Exactly reproduce all the records, keeping pictures out of the copy.
* START Task material *
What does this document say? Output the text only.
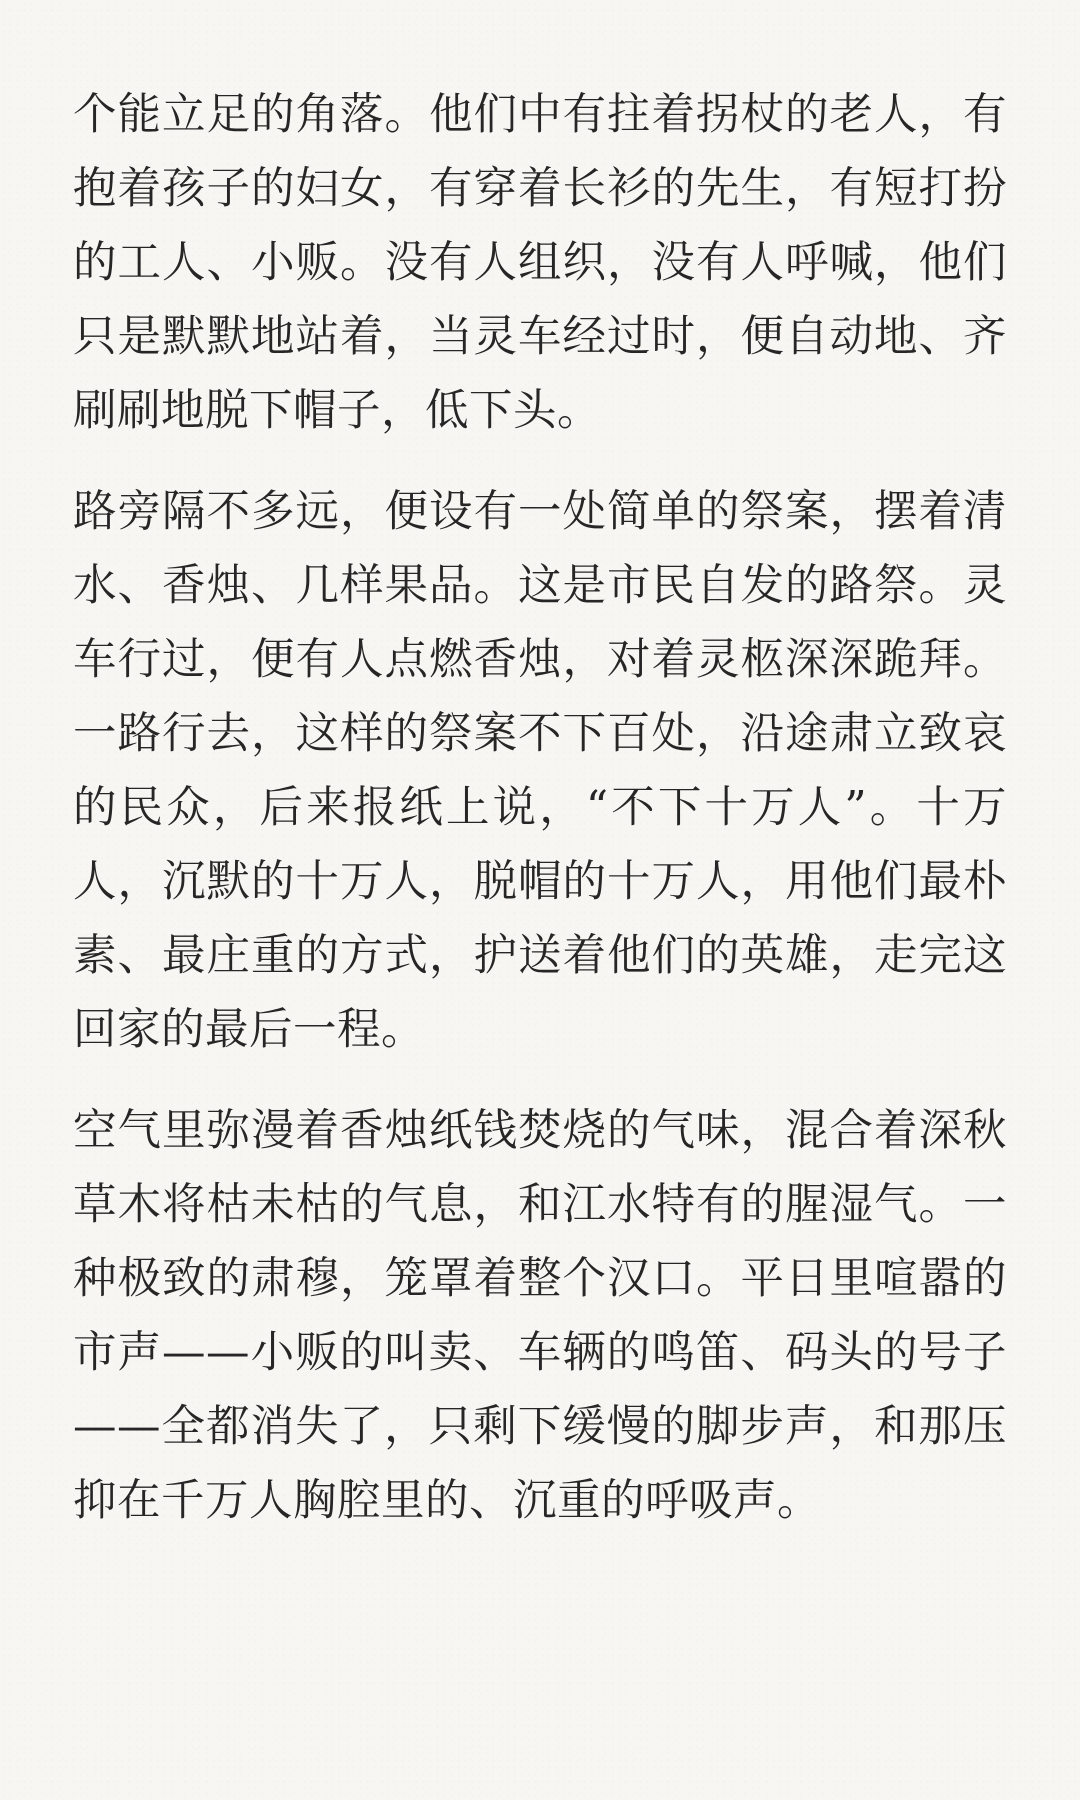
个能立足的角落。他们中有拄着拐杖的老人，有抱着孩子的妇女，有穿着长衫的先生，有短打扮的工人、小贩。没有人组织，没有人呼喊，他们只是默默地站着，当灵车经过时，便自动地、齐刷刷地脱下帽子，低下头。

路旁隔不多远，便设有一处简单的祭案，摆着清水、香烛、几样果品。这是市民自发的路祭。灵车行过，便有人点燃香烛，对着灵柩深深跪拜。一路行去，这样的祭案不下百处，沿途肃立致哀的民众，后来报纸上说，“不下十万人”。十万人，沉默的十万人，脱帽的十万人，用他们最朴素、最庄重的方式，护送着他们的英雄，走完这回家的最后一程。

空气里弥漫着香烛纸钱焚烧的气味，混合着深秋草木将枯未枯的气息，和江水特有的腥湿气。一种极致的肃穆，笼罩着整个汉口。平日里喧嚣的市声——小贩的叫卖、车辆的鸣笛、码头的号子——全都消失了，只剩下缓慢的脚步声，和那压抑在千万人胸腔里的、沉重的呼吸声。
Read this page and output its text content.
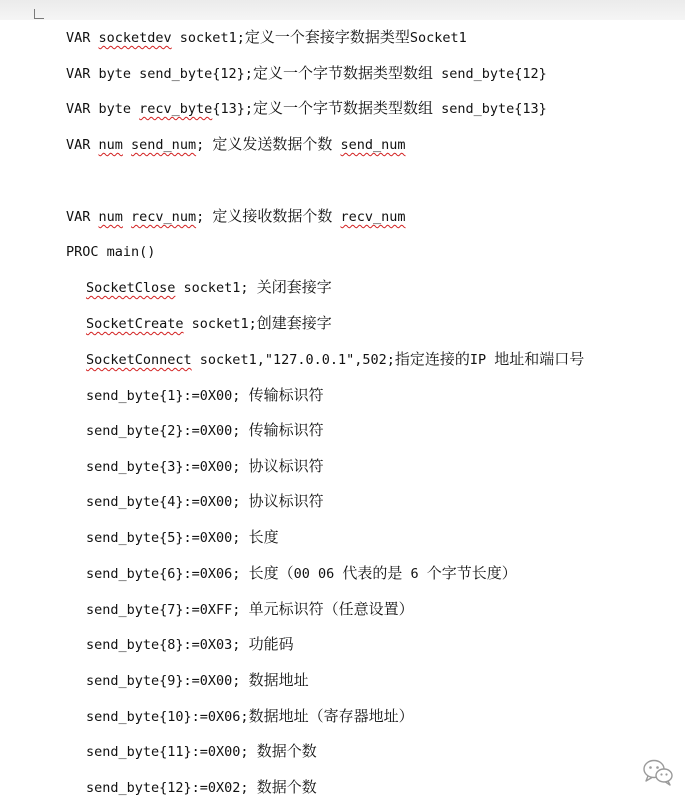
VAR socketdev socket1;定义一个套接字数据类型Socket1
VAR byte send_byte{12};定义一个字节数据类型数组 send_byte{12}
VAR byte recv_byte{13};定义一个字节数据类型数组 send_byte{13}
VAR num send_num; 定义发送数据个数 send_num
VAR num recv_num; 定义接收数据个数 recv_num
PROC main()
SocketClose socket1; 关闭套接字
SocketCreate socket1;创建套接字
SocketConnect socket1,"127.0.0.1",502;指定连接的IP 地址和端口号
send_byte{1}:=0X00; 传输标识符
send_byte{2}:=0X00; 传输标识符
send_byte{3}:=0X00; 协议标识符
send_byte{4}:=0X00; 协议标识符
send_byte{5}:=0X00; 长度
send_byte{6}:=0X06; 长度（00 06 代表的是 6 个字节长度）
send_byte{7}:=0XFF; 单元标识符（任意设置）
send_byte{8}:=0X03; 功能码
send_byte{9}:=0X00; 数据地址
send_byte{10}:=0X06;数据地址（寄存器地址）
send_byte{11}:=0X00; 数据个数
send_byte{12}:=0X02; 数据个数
* END Task material *
§ Answer below
What does this document say? Output the text only.
个能立足的角落。他们中有拄着拐杖的老人，有抱着孩子的妇女，有穿着长衫的先生，有短打扮的工人、小贩。没有人组织，没有人呼喊，他们只是默默地站着，当灵车经过时，便自动地、齐刷刷地脱下帽子，低下头。

路旁隔不多远，便设有一处简单的祭案，摆着清水、香烛、几样果品。这是市民自发的路祭。灵车行过，便有人点燃香烛，对着灵柩深深跪拜。一路行去，这样的祭案不下百处，沿途肃立致哀的民众，后来报纸上说，“不下十万人”。十万人，沉默的十万人，脱帽的十万人，用他们最朴素、最庄重的方式，护送着他们的英雄，走完这回家的最后一程。

空气里弥漫着香烛纸钱焚烧的气味，混合着深秋草木将枯未枯的气息，和江水特有的腥湿气。一种极致的肃穆，笼罩着整个汉口。平日里喧嚣的市声——小贩的叫卖、车辆的鸣笛、码头的号子——全都消失了，只剩下缓慢的脚步声，和那压抑在千万人胸腔里的、沉重的呼吸声。
Read this page and output its text content.
VAR socketdev socket1;定义一个套接字数据类型Socket1
VAR byte send_byte{12};定义一个字节数据类型数组 send_byte{12}
VAR byte recv_byte{13};定义一个字节数据类型数组 send_byte{13}
VAR num send_num; 定义发送数据个数 send_num
VAR num recv_num; 定义接收数据个数 recv_num
PROC main()
SocketClose socket1; 关闭套接字
SocketCreate socket1;创建套接字
SocketConnect socket1,"127.0.0.1",502;指定连接的IP 地址和端口号
send_byte{1}:=0X00; 传输标识符
send_byte{2}:=0X00; 传输标识符
send_byte{3}:=0X00; 协议标识符
send_byte{4}:=0X00; 协议标识符
send_byte{5}:=0X00; 长度
send_byte{6}:=0X06; 长度（00 06 代表的是 6 个字节长度）
send_byte{7}:=0XFF; 单元标识符（任意设置）
send_byte{8}:=0X03; 功能码
send_byte{9}:=0X00; 数据地址
send_byte{10}:=0X06;数据地址（寄存器地址）
send_byte{11}:=0X00; 数据个数
send_byte{12}:=0X02; 数据个数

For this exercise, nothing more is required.